• Objective: Repeat the entries below exactly as they appear, with no pictures.

■ ■ ■ ■ ■ ■ ■

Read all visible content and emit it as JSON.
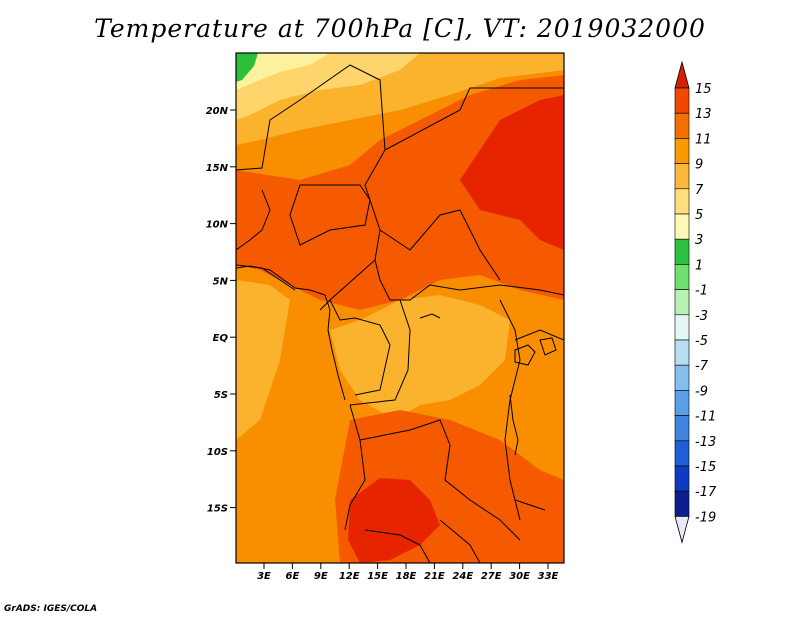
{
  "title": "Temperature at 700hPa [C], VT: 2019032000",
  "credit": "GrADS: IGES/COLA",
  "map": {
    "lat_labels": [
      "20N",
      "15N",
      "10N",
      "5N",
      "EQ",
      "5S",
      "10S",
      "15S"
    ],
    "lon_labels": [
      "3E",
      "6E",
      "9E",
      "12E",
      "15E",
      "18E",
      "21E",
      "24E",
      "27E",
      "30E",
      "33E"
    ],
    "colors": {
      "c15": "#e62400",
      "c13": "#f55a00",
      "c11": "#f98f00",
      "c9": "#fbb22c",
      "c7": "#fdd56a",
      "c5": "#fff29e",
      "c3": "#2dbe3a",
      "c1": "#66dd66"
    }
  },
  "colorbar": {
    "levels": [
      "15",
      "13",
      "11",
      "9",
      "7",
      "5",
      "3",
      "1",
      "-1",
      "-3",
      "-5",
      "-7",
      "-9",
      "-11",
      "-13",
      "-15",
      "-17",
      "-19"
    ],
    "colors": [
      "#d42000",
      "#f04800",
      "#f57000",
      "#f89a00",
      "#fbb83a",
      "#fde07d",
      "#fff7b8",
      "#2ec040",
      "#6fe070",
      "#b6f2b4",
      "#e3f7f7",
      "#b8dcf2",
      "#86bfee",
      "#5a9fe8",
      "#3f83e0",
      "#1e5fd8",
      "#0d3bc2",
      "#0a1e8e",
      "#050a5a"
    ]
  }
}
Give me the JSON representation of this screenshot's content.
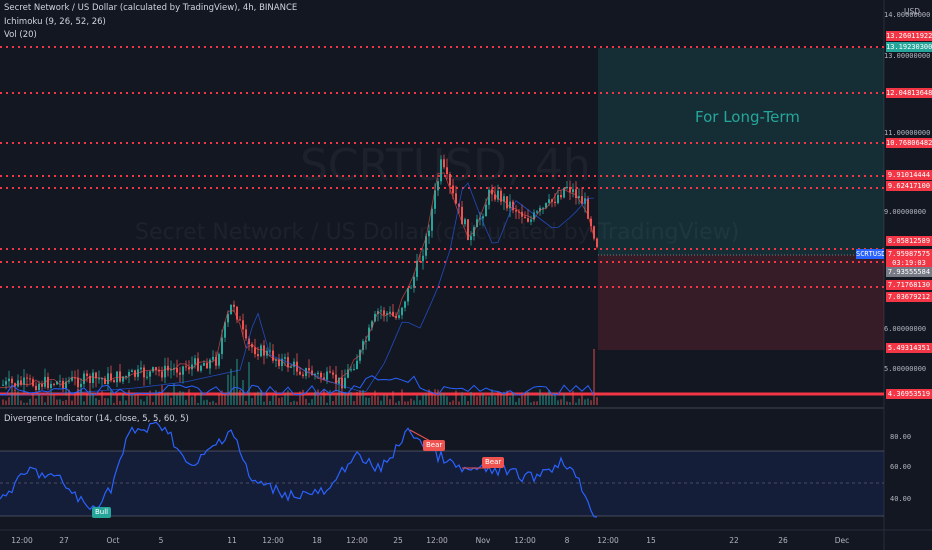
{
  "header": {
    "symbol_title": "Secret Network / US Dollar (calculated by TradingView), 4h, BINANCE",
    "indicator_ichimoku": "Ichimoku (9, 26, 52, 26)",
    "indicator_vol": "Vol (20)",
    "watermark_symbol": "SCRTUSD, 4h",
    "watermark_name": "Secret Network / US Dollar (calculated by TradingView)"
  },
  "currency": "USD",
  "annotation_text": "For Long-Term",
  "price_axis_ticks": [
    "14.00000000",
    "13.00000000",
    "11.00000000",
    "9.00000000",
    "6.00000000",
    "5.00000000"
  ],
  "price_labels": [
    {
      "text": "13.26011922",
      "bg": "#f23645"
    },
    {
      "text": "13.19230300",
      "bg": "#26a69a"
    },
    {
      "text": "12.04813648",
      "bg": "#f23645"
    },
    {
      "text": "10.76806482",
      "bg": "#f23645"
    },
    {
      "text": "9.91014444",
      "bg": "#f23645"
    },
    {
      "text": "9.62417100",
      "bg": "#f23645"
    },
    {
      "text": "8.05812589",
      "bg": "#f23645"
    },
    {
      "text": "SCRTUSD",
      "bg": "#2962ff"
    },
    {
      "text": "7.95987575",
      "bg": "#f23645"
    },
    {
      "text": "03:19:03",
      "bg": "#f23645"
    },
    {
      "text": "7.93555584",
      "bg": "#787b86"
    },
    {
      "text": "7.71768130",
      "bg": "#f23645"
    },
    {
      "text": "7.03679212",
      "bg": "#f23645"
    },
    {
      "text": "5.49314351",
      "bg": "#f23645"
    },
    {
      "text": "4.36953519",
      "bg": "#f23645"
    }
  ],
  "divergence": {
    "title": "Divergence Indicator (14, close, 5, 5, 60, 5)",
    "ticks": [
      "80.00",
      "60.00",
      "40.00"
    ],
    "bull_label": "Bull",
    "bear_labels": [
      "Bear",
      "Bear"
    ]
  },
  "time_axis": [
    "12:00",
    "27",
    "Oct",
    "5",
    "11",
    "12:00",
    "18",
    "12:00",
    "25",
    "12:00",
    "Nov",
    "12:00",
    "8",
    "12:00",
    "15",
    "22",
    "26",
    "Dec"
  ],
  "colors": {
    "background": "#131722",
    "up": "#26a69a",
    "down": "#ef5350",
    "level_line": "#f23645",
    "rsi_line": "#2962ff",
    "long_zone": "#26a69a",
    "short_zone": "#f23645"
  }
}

■ ■ ■ ■ ■ ■ ■

• Answer to the problem:
Read all visible content and emit it as JSON.
{
  "title": "Temperature at 700hPa [C], VT: 2019032000",
  "credit": "GrADS: IGES/COLA",
  "map": {
    "lat_labels": [
      "20N",
      "15N",
      "10N",
      "5N",
      "EQ",
      "5S",
      "10S",
      "15S"
    ],
    "lon_labels": [
      "3E",
      "6E",
      "9E",
      "12E",
      "15E",
      "18E",
      "21E",
      "24E",
      "27E",
      "30E",
      "33E"
    ],
    "colors": {
      "c15": "#e62400",
      "c13": "#f55a00",
      "c11": "#f98f00",
      "c9": "#fbb22c",
      "c7": "#fdd56a",
      "c5": "#fff29e",
      "c3": "#2dbe3a",
      "c1": "#66dd66"
    }
  },
  "colorbar": {
    "levels": [
      "15",
      "13",
      "11",
      "9",
      "7",
      "5",
      "3",
      "1",
      "-1",
      "-3",
      "-5",
      "-7",
      "-9",
      "-11",
      "-13",
      "-15",
      "-17",
      "-19"
    ],
    "colors": [
      "#d42000",
      "#f04800",
      "#f57000",
      "#f89a00",
      "#fbb83a",
      "#fde07d",
      "#fff7b8",
      "#2ec040",
      "#6fe070",
      "#b6f2b4",
      "#e3f7f7",
      "#b8dcf2",
      "#86bfee",
      "#5a9fe8",
      "#3f83e0",
      "#1e5fd8",
      "#0d3bc2",
      "#0a1e8e",
      "#050a5a"
    ]
  }
}
Give me the JSON representation of this screenshot's content.
{
  "header": {
    "symbol_title": "Secret Network / US Dollar (calculated by TradingView), 4h, BINANCE",
    "indicator_ichimoku": "Ichimoku (9, 26, 52, 26)",
    "indicator_vol": "Vol (20)",
    "watermark_symbol": "SCRTUSD, 4h",
    "watermark_name": "Secret Network / US Dollar (calculated by TradingView)"
  },
  "currency": "USD",
  "annotation_text": "For Long-Term",
  "price_axis_ticks": [
    "14.00000000",
    "13.00000000",
    "11.00000000",
    "9.00000000",
    "6.00000000",
    "5.00000000"
  ],
  "price_labels": [
    {
      "text": "13.26011922",
      "bg": "#f23645"
    },
    {
      "text": "13.19230300",
      "bg": "#26a69a"
    },
    {
      "text": "12.04813648",
      "bg": "#f23645"
    },
    {
      "text": "10.76806482",
      "bg": "#f23645"
    },
    {
      "text": "9.91014444",
      "bg": "#f23645"
    },
    {
      "text": "9.62417100",
      "bg": "#f23645"
    },
    {
      "text": "8.05812589",
      "bg": "#f23645"
    },
    {
      "text": "SCRTUSD",
      "bg": "#2962ff"
    },
    {
      "text": "7.95987575",
      "bg": "#f23645"
    },
    {
      "text": "03:19:03",
      "bg": "#f23645"
    },
    {
      "text": "7.93555584",
      "bg": "#787b86"
    },
    {
      "text": "7.71768130",
      "bg": "#f23645"
    },
    {
      "text": "7.03679212",
      "bg": "#f23645"
    },
    {
      "text": "5.49314351",
      "bg": "#f23645"
    },
    {
      "text": "4.36953519",
      "bg": "#f23645"
    }
  ],
  "divergence": {
    "title": "Divergence Indicator (14, close, 5, 5, 60, 5)",
    "ticks": [
      "80.00",
      "60.00",
      "40.00"
    ],
    "bull_label": "Bull",
    "bear_labels": [
      "Bear",
      "Bear"
    ]
  },
  "time_axis": [
    "12:00",
    "27",
    "Oct",
    "5",
    "11",
    "12:00",
    "18",
    "12:00",
    "25",
    "12:00",
    "Nov",
    "12:00",
    "8",
    "12:00",
    "15",
    "22",
    "26",
    "Dec"
  ],
  "colors": {
    "background": "#131722",
    "up": "#26a69a",
    "down": "#ef5350",
    "level_line": "#f23645",
    "rsi_line": "#2962ff",
    "long_zone": "#26a69a",
    "short_zone": "#f23645"
  }
}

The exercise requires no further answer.